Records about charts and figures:
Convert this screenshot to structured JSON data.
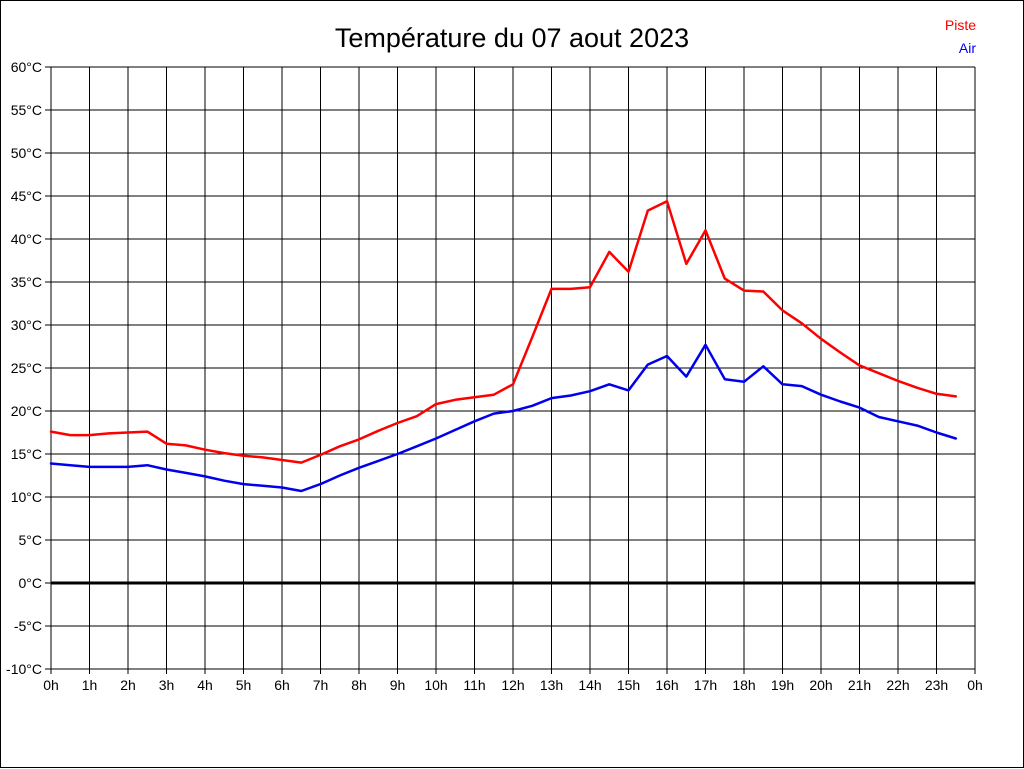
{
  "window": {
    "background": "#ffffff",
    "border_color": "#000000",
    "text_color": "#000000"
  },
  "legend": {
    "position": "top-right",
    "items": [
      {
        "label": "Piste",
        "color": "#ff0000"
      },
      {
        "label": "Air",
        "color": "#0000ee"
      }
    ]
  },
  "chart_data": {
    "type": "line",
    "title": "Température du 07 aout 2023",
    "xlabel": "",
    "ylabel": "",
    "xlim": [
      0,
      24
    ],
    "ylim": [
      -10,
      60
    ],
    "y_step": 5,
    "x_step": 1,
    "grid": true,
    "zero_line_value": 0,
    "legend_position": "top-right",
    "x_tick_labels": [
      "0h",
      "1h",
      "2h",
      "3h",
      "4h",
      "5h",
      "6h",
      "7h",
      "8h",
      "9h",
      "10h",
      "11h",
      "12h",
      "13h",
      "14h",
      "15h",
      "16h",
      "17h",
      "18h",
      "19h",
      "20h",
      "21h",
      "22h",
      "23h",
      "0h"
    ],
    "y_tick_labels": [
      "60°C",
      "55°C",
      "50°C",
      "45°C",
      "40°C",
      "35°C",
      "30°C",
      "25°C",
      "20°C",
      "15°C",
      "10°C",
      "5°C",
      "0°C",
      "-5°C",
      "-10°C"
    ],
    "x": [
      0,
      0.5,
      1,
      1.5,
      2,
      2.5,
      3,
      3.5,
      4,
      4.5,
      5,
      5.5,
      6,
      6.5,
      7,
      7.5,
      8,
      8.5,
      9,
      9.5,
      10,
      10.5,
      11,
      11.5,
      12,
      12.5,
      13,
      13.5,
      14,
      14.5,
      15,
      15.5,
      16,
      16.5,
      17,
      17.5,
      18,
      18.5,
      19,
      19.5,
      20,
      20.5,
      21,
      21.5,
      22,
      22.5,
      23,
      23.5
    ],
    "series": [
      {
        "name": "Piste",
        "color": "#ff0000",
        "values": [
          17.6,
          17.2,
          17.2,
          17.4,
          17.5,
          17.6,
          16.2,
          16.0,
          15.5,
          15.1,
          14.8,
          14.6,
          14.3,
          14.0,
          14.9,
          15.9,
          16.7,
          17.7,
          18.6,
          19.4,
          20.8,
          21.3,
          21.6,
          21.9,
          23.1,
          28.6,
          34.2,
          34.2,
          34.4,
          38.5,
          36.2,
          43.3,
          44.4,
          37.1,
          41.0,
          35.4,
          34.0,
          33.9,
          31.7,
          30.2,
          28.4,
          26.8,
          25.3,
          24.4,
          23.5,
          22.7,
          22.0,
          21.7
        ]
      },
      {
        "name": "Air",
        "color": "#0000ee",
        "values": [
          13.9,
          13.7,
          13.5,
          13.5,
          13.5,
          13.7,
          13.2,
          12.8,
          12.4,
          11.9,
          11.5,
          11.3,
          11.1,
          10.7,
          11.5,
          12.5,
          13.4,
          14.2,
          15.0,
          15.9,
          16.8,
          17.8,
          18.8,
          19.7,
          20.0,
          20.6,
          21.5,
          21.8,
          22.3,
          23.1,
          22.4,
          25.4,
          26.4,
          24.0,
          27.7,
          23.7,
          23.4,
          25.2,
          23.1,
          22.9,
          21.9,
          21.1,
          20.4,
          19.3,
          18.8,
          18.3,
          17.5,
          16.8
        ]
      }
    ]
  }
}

--

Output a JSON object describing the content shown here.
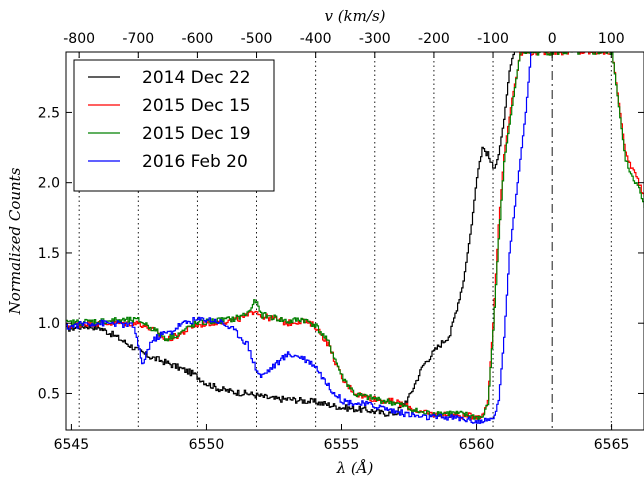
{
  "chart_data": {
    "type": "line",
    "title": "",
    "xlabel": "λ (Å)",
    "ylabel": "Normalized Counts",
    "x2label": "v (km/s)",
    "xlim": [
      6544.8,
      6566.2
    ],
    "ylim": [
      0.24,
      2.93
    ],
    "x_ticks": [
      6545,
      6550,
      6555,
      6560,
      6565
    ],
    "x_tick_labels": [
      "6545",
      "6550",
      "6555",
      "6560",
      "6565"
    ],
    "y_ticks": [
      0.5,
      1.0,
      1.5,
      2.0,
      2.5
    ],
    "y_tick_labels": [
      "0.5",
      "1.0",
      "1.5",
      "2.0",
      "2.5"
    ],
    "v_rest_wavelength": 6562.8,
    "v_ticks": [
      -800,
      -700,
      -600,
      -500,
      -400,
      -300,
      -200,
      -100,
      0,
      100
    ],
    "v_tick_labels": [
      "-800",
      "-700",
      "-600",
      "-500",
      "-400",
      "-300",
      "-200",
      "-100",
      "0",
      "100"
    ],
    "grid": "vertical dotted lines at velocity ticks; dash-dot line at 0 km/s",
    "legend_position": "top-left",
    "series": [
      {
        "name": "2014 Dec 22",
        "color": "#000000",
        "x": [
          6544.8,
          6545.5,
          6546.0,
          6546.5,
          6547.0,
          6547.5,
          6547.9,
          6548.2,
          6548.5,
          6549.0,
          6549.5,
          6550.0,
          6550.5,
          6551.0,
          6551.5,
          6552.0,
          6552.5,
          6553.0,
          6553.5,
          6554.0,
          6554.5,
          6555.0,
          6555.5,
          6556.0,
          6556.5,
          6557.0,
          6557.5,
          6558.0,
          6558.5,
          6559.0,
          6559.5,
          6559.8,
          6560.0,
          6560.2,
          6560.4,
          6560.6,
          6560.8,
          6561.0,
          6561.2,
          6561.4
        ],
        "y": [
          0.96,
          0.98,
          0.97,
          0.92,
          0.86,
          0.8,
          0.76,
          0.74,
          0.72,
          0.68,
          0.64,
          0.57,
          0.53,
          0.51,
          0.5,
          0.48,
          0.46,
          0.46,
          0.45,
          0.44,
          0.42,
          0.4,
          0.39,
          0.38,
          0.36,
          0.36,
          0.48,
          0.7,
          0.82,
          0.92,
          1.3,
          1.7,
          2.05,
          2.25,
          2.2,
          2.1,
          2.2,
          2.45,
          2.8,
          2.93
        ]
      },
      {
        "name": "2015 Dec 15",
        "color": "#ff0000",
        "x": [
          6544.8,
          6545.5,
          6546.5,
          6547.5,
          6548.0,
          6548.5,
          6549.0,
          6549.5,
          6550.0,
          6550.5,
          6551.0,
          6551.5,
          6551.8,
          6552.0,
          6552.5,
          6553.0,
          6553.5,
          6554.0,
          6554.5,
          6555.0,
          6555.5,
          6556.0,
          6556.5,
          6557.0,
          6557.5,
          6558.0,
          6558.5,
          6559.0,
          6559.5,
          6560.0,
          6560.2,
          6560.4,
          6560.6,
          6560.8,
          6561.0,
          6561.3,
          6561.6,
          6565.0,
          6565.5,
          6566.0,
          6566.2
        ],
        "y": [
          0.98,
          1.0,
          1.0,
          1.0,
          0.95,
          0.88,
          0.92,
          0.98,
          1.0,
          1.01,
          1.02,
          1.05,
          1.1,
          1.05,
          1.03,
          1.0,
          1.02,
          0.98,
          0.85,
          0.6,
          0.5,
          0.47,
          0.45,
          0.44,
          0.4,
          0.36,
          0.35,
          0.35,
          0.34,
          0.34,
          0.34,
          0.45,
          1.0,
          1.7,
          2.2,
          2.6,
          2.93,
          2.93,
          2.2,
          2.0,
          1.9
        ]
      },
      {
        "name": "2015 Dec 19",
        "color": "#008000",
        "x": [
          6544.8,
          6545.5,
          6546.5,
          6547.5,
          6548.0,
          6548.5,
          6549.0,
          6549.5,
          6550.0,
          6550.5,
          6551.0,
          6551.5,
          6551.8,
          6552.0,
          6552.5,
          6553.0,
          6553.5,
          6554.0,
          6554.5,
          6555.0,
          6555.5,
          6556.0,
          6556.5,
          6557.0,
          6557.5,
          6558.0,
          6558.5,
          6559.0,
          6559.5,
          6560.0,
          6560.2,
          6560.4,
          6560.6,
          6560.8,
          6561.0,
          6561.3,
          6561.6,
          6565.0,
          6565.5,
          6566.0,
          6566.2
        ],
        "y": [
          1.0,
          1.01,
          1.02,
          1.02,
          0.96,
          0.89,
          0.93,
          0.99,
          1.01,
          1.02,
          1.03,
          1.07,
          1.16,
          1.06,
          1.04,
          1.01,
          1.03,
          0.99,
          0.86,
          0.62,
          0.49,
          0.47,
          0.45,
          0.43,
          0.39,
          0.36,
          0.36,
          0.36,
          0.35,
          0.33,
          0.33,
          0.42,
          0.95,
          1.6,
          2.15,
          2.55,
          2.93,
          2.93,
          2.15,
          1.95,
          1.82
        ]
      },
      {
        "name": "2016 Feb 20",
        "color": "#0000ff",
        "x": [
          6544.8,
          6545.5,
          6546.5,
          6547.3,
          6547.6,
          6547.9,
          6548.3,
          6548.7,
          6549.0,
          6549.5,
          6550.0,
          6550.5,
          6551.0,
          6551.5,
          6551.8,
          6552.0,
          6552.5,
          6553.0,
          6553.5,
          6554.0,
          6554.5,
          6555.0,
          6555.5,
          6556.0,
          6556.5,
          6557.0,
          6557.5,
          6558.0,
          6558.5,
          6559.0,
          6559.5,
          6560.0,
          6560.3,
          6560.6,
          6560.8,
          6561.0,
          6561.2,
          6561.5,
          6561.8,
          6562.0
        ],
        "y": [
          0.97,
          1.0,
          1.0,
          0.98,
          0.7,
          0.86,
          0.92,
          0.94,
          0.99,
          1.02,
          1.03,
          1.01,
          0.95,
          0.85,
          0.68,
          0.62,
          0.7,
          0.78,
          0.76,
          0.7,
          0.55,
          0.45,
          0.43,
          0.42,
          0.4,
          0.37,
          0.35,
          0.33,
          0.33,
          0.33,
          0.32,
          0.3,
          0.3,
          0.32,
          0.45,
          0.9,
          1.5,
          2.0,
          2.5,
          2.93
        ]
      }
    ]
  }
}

GIVEN REQUEST: Search the data above for the word "title", then gather each line in which it appears.

FINAL RESULT:
    "title": "Température du 07 aout 2023",
    "title": "",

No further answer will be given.